* _Set problem_: "Roger" appears in how many lines of the entries? State only the number.
--- start Input for this task ---
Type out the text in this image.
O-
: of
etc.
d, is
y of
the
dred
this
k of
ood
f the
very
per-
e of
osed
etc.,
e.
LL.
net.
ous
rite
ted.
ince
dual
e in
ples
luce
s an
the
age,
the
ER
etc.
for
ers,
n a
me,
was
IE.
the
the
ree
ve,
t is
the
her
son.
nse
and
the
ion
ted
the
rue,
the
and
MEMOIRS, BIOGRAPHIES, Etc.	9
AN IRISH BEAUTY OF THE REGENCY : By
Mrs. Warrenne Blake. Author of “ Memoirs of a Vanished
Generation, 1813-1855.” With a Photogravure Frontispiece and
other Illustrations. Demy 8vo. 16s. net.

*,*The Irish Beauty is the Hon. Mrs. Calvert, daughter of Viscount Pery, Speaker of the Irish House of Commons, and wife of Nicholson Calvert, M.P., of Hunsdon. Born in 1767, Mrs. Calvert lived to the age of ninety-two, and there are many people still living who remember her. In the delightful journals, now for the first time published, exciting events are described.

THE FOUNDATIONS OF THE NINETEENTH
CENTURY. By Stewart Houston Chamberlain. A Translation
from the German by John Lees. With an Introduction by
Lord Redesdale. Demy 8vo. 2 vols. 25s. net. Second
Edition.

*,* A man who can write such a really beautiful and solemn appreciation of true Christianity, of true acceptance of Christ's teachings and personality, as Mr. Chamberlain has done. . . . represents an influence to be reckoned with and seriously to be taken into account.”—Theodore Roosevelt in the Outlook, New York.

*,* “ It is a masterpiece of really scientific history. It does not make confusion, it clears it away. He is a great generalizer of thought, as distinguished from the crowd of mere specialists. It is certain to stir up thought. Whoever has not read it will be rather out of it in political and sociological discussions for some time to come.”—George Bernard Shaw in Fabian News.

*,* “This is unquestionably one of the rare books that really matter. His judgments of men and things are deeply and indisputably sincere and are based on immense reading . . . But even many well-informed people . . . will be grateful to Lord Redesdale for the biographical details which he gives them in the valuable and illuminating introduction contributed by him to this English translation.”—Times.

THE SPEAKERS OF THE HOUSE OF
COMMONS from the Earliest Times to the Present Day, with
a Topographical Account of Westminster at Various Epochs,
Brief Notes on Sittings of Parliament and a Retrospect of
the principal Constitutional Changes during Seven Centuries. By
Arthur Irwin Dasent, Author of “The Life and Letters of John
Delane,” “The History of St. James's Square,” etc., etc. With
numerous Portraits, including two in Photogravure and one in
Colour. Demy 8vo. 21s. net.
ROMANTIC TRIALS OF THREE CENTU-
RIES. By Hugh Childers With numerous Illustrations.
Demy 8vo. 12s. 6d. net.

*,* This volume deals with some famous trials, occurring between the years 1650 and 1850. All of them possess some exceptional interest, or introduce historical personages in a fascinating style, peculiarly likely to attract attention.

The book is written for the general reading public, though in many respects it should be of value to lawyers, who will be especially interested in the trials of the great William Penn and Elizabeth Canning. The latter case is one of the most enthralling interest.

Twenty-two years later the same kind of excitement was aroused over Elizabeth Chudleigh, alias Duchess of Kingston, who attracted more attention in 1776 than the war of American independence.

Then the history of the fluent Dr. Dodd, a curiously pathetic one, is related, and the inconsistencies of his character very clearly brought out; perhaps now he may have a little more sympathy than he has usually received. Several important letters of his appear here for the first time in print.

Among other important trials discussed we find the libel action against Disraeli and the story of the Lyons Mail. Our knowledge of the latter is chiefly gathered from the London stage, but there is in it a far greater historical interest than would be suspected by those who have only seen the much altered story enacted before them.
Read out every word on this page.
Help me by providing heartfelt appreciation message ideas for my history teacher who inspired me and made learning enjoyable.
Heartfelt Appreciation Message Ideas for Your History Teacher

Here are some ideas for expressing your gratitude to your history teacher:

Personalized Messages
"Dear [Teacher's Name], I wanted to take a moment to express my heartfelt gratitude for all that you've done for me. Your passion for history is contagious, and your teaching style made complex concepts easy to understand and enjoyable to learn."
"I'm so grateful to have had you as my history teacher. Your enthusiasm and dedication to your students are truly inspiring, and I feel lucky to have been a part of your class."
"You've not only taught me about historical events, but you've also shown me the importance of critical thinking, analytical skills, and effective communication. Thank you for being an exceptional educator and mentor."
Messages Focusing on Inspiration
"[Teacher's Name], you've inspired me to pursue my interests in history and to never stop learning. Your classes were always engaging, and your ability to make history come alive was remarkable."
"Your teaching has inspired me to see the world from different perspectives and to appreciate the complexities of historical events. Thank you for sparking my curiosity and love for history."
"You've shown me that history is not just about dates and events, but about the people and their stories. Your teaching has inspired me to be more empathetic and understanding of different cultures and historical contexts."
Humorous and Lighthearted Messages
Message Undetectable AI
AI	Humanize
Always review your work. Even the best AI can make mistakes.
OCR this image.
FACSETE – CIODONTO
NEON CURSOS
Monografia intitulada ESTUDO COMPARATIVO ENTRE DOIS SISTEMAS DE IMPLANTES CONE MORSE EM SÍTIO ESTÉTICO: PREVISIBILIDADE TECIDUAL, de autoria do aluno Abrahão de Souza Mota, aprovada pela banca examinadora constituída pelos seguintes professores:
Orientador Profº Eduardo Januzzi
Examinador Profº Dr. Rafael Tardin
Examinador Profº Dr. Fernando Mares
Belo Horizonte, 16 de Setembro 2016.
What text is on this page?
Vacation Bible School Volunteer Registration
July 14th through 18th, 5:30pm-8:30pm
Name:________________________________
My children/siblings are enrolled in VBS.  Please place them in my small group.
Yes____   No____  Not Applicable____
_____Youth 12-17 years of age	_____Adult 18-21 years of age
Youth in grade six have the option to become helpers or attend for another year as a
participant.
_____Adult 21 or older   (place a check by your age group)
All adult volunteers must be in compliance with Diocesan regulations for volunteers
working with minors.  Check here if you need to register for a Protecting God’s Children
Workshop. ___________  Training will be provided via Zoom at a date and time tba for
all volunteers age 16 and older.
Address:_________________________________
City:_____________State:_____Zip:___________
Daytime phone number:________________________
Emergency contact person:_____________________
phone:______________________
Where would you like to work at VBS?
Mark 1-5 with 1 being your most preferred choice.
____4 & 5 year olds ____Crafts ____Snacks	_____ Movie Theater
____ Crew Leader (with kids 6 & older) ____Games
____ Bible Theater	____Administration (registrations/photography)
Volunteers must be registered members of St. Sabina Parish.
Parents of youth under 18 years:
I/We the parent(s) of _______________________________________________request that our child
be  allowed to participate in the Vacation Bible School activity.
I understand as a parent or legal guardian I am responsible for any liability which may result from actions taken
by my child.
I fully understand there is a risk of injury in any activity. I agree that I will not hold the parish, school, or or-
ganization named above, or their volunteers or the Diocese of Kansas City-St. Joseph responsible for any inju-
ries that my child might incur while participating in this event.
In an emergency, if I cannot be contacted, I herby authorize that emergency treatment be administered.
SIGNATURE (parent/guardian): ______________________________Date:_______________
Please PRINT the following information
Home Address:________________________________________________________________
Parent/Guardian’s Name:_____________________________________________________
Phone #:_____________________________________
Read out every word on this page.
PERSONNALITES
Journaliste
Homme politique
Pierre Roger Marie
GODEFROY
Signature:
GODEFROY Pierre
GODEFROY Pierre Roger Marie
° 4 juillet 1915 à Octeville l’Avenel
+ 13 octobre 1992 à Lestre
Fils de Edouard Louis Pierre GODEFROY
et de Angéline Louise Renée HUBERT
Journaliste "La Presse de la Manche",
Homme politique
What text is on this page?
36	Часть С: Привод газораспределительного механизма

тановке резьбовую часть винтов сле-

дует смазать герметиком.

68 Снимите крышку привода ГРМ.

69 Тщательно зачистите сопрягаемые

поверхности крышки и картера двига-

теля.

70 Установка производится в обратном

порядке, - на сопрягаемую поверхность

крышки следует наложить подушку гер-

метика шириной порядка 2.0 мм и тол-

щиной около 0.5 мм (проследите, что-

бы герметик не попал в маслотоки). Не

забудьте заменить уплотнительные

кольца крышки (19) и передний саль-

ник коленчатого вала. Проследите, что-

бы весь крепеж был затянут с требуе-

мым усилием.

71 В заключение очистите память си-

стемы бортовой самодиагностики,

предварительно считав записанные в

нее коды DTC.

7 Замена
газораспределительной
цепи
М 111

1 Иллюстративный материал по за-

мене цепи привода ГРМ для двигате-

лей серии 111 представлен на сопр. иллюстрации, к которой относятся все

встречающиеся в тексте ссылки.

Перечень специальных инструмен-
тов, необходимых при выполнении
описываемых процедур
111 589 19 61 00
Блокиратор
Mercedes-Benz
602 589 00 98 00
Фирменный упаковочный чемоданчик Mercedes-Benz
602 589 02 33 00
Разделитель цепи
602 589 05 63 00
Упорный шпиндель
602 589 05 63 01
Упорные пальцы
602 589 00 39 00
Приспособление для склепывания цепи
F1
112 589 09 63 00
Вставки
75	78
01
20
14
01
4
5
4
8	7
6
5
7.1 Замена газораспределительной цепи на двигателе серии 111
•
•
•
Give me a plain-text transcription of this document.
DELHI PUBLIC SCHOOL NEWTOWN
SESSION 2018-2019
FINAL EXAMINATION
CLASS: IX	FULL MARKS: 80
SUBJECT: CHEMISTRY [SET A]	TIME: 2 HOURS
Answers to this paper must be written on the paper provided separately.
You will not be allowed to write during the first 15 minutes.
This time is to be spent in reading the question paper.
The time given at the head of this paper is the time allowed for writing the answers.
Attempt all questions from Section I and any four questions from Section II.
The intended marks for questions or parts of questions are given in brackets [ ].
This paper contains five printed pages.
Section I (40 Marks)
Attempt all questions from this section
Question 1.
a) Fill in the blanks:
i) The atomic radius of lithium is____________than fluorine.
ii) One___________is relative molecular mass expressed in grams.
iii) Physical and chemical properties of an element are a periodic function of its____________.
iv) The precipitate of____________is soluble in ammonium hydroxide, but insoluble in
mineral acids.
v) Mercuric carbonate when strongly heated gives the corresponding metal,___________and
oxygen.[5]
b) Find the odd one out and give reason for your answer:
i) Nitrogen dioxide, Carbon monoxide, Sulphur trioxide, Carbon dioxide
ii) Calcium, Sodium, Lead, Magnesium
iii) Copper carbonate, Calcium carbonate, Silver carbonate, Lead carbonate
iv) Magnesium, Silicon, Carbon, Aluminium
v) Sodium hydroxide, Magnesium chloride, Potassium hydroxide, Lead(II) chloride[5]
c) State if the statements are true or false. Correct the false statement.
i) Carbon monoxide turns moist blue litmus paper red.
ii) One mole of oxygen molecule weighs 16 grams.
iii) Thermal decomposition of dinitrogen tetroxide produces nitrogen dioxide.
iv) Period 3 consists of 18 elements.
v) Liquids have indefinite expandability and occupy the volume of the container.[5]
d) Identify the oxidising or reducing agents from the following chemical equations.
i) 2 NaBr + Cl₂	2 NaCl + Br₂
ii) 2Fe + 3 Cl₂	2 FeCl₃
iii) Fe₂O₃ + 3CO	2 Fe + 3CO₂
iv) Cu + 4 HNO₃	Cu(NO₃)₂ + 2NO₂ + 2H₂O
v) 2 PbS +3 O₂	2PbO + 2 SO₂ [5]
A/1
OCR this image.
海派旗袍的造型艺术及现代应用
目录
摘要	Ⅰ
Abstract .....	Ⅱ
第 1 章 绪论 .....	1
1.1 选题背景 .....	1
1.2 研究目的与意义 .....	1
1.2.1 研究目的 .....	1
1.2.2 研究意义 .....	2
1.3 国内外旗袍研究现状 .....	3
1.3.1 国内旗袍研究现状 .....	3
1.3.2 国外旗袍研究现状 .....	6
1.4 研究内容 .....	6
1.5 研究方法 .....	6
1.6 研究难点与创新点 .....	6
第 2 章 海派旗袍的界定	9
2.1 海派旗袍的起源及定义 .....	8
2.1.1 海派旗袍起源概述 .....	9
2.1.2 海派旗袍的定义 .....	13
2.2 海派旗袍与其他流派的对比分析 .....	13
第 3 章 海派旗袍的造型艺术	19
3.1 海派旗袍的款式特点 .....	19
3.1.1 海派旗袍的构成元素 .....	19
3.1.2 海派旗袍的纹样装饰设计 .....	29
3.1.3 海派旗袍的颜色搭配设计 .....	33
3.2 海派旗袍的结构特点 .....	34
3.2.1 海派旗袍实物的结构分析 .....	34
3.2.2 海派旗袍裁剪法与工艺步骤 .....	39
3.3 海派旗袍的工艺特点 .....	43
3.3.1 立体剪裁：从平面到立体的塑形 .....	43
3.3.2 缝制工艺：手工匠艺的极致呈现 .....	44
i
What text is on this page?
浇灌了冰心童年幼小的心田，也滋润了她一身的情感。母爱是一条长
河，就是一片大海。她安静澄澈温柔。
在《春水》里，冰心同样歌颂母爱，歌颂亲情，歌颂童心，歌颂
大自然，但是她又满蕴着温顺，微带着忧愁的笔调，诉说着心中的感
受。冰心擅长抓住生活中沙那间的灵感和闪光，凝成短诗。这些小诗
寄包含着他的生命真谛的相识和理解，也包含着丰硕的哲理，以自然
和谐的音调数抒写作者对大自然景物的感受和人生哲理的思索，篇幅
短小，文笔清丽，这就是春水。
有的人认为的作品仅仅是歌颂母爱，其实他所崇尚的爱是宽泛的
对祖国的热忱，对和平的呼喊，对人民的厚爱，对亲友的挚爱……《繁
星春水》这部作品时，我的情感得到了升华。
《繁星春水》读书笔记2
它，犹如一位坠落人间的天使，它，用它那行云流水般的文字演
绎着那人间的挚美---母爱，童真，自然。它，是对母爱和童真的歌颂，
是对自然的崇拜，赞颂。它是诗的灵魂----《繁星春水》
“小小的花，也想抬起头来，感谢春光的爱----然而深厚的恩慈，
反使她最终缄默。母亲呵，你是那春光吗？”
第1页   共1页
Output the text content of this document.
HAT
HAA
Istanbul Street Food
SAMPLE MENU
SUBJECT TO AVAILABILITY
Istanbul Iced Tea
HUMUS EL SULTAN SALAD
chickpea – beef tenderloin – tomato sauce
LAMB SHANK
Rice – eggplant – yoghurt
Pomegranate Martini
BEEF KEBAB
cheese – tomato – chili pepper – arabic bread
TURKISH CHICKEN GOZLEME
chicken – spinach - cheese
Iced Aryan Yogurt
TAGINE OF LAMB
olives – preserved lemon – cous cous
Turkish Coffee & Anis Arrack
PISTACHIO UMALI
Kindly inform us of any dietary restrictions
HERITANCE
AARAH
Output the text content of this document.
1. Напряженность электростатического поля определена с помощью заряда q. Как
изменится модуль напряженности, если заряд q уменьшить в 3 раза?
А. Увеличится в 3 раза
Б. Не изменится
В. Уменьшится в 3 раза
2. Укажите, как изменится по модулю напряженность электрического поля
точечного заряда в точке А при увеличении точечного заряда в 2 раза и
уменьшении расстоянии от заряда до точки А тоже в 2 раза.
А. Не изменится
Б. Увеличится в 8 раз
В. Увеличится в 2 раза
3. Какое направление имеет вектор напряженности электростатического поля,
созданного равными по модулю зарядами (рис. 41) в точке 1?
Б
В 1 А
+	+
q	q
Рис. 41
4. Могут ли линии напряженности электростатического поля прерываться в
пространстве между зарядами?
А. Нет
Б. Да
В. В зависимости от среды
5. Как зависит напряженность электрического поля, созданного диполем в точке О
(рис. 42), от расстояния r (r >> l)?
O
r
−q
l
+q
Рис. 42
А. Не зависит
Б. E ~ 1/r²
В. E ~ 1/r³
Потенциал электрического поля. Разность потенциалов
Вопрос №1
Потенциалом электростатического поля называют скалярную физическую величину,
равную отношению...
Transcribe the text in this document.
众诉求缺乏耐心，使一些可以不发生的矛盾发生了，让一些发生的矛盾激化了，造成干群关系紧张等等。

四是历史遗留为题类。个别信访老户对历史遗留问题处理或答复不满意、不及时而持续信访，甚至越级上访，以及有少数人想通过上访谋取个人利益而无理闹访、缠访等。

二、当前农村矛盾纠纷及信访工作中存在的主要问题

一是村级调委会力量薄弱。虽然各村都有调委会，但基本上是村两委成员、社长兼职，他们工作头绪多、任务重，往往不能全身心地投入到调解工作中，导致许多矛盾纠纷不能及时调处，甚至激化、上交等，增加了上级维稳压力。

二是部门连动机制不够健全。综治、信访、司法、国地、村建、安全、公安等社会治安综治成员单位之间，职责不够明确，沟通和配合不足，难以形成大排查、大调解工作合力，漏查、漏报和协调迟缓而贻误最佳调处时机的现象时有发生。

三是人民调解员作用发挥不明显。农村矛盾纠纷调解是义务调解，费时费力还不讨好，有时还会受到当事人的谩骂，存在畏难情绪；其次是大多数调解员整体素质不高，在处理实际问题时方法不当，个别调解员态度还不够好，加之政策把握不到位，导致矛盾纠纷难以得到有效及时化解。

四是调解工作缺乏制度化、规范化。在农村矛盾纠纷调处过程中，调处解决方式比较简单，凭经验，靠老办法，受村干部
--- end Input for this task ---
* _Result for this task_: 2